#### [What to produce]
Return the listing below in full, with every line exactly as it is.

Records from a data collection
• • • • •
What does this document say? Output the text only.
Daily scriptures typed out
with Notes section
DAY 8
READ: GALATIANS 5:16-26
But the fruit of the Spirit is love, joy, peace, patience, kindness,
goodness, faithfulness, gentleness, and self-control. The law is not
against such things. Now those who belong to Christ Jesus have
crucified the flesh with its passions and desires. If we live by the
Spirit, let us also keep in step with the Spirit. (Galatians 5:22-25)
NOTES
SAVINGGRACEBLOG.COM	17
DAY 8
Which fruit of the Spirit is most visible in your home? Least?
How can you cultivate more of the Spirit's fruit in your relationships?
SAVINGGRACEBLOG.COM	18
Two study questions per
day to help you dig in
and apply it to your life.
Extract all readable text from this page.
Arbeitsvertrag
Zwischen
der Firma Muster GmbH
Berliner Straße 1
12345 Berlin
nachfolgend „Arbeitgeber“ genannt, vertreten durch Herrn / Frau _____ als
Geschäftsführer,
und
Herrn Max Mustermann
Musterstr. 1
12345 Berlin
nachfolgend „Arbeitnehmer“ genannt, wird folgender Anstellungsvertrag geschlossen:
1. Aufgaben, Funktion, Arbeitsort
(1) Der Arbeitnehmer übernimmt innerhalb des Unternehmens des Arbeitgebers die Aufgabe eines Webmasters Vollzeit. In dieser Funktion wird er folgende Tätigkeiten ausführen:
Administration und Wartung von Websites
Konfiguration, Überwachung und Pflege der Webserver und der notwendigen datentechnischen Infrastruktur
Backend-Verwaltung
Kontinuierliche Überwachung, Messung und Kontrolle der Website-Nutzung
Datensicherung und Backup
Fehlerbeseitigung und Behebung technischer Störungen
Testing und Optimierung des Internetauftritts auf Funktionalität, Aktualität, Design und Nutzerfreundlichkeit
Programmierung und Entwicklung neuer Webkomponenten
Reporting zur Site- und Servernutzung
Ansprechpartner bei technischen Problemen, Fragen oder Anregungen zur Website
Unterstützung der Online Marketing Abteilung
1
• • • • •
#### [Response]
What does this document say? Output the text only.
Daily scriptures typed out
with Notes section
DAY 8
READ: GALATIANS 5:16-26
But the fruit of the Spirit is love, joy, peace, patience, kindness,
goodness, faithfulness, gentleness, and self-control. The law is not
against such things. Now those who belong to Christ Jesus have
crucified the flesh with its passions and desires. If we live by the
Spirit, let us also keep in step with the Spirit. (Galatians 5:22-25)
NOTES
SAVINGGRACEBLOG.COM	17
DAY 8
Which fruit of the Spirit is most visible in your home? Least?
How can you cultivate more of the Spirit's fruit in your relationships?
SAVINGGRACEBLOG.COM	18
Two study questions per
day to help you dig in
and apply it to your life.
Extract all readable text from this page.
Arbeitsvertrag
Zwischen
der Firma Muster GmbH
Berliner Straße 1
12345 Berlin
nachfolgend „Arbeitgeber“ genannt, vertreten durch Herrn / Frau _____ als
Geschäftsführer,
und
Herrn Max Mustermann
Musterstr. 1
12345 Berlin
nachfolgend „Arbeitnehmer“ genannt, wird folgender Anstellungsvertrag geschlossen:
1. Aufgaben, Funktion, Arbeitsort
(1) Der Arbeitnehmer übernimmt innerhalb des Unternehmens des Arbeitgebers die Aufgabe eines Webmasters Vollzeit. In dieser Funktion wird er folgende Tätigkeiten ausführen:
Administration und Wartung von Websites
Konfiguration, Überwachung und Pflege der Webserver und der notwendigen datentechnischen Infrastruktur
Backend-Verwaltung
Kontinuierliche Überwachung, Messung und Kontrolle der Website-Nutzung
Datensicherung und Backup
Fehlerbeseitigung und Behebung technischer Störungen
Testing und Optimierung des Internetauftritts auf Funktionalität, Aktualität, Design und Nutzerfreundlichkeit
Programmierung und Entwicklung neuer Webkomponenten
Reporting zur Site- und Servernutzung
Ansprechpartner bei technischen Problemen, Fragen oder Anregungen zur Website
Unterstützung der Online Marketing Abteilung
1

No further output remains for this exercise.